Items from a figure collection:
———
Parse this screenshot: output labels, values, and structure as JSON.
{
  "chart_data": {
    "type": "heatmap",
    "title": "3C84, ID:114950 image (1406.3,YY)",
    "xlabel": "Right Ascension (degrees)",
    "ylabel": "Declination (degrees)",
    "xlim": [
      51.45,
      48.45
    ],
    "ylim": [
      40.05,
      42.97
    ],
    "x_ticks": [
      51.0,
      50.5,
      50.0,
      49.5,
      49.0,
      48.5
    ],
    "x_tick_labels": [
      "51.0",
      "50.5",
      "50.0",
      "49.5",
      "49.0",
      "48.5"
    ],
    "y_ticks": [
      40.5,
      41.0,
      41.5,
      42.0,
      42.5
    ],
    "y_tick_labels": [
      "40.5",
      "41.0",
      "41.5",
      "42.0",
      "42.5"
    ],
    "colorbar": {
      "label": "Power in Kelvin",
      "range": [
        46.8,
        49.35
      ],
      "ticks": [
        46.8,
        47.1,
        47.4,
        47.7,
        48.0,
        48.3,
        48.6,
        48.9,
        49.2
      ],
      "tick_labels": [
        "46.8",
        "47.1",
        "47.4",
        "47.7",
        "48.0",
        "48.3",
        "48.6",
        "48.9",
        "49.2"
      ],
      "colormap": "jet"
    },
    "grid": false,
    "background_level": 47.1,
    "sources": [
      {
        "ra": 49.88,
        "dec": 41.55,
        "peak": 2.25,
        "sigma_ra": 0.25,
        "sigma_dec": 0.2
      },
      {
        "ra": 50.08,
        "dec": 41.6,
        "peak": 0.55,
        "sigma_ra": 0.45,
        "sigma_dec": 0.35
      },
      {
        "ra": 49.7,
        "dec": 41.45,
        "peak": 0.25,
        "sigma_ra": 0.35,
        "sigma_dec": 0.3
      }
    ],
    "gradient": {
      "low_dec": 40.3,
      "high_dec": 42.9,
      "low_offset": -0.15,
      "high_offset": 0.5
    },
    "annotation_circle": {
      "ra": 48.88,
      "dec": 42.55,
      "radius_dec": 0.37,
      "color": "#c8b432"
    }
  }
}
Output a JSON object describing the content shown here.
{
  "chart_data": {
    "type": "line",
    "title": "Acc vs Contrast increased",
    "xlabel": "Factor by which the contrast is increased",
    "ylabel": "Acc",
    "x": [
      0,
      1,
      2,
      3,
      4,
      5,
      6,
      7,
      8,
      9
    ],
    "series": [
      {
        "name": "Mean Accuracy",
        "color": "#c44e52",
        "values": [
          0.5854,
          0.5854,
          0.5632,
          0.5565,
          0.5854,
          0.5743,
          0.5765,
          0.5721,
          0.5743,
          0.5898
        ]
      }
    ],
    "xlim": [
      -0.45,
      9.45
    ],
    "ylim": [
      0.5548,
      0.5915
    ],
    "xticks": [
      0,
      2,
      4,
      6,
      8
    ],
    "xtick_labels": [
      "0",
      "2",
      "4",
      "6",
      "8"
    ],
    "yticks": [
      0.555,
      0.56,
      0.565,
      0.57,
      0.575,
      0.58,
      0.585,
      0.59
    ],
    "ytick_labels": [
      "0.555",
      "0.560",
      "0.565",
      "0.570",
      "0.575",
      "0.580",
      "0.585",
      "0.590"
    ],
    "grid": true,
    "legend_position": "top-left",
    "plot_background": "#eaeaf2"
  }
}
———
**WHAT TO WORK ON:** Retype the material in full. Each word must match.

**SOLUTION:**
Parse this screenshot: output labels, values, and structure as JSON.
{
  "chart_data": {
    "type": "heatmap",
    "title": "3C84, ID:114950 image (1406.3,YY)",
    "xlabel": "Right Ascension (degrees)",
    "ylabel": "Declination (degrees)",
    "xlim": [
      51.45,
      48.45
    ],
    "ylim": [
      40.05,
      42.97
    ],
    "x_ticks": [
      51.0,
      50.5,
      50.0,
      49.5,
      49.0,
      48.5
    ],
    "x_tick_labels": [
      "51.0",
      "50.5",
      "50.0",
      "49.5",
      "49.0",
      "48.5"
    ],
    "y_ticks": [
      40.5,
      41.0,
      41.5,
      42.0,
      42.5
    ],
    "y_tick_labels": [
      "40.5",
      "41.0",
      "41.5",
      "42.0",
      "42.5"
    ],
    "colorbar": {
      "label": "Power in Kelvin",
      "range": [
        46.8,
        49.35
      ],
      "ticks": [
        46.8,
        47.1,
        47.4,
        47.7,
        48.0,
        48.3,
        48.6,
        48.9,
        49.2
      ],
      "tick_labels": [
        "46.8",
        "47.1",
        "47.4",
        "47.7",
        "48.0",
        "48.3",
        "48.6",
        "48.9",
        "49.2"
      ],
      "colormap": "jet"
    },
    "grid": false,
    "background_level": 47.1,
    "sources": [
      {
        "ra": 49.88,
        "dec": 41.55,
        "peak": 2.25,
        "sigma_ra": 0.25,
        "sigma_dec": 0.2
      },
      {
        "ra": 50.08,
        "dec": 41.6,
        "peak": 0.55,
        "sigma_ra": 0.45,
        "sigma_dec": 0.35
      },
      {
        "ra": 49.7,
        "dec": 41.45,
        "peak": 0.25,
        "sigma_ra": 0.35,
        "sigma_dec": 0.3
      }
    ],
    "gradient": {
      "low_dec": 40.3,
      "high_dec": 42.9,
      "low_offset": -0.15,
      "high_offset": 0.5
    },
    "annotation_circle": {
      "ra": 48.88,
      "dec": 42.55,
      "radius_dec": 0.37,
      "color": "#c8b432"
    }
  }
}
Output a JSON object describing the content shown here.
{
  "chart_data": {
    "type": "line",
    "title": "Acc vs Contrast increased",
    "xlabel": "Factor by which the contrast is increased",
    "ylabel": "Acc",
    "x": [
      0,
      1,
      2,
      3,
      4,
      5,
      6,
      7,
      8,
      9
    ],
    "series": [
      {
        "name": "Mean Accuracy",
        "color": "#c44e52",
        "values": [
          0.5854,
          0.5854,
          0.5632,
          0.5565,
          0.5854,
          0.5743,
          0.5765,
          0.5721,
          0.5743,
          0.5898
        ]
      }
    ],
    "xlim": [
      -0.45,
      9.45
    ],
    "ylim": [
      0.5548,
      0.5915
    ],
    "xticks": [
      0,
      2,
      4,
      6,
      8
    ],
    "xtick_labels": [
      "0",
      "2",
      "4",
      "6",
      "8"
    ],
    "yticks": [
      0.555,
      0.56,
      0.565,
      0.57,
      0.575,
      0.58,
      0.585,
      0.59
    ],
    "ytick_labels": [
      "0.555",
      "0.560",
      "0.565",
      "0.570",
      "0.575",
      "0.580",
      "0.585",
      "0.590"
    ],
    "grid": true,
    "legend_position": "top-left",
    "plot_background": "#eaeaf2"
  }
}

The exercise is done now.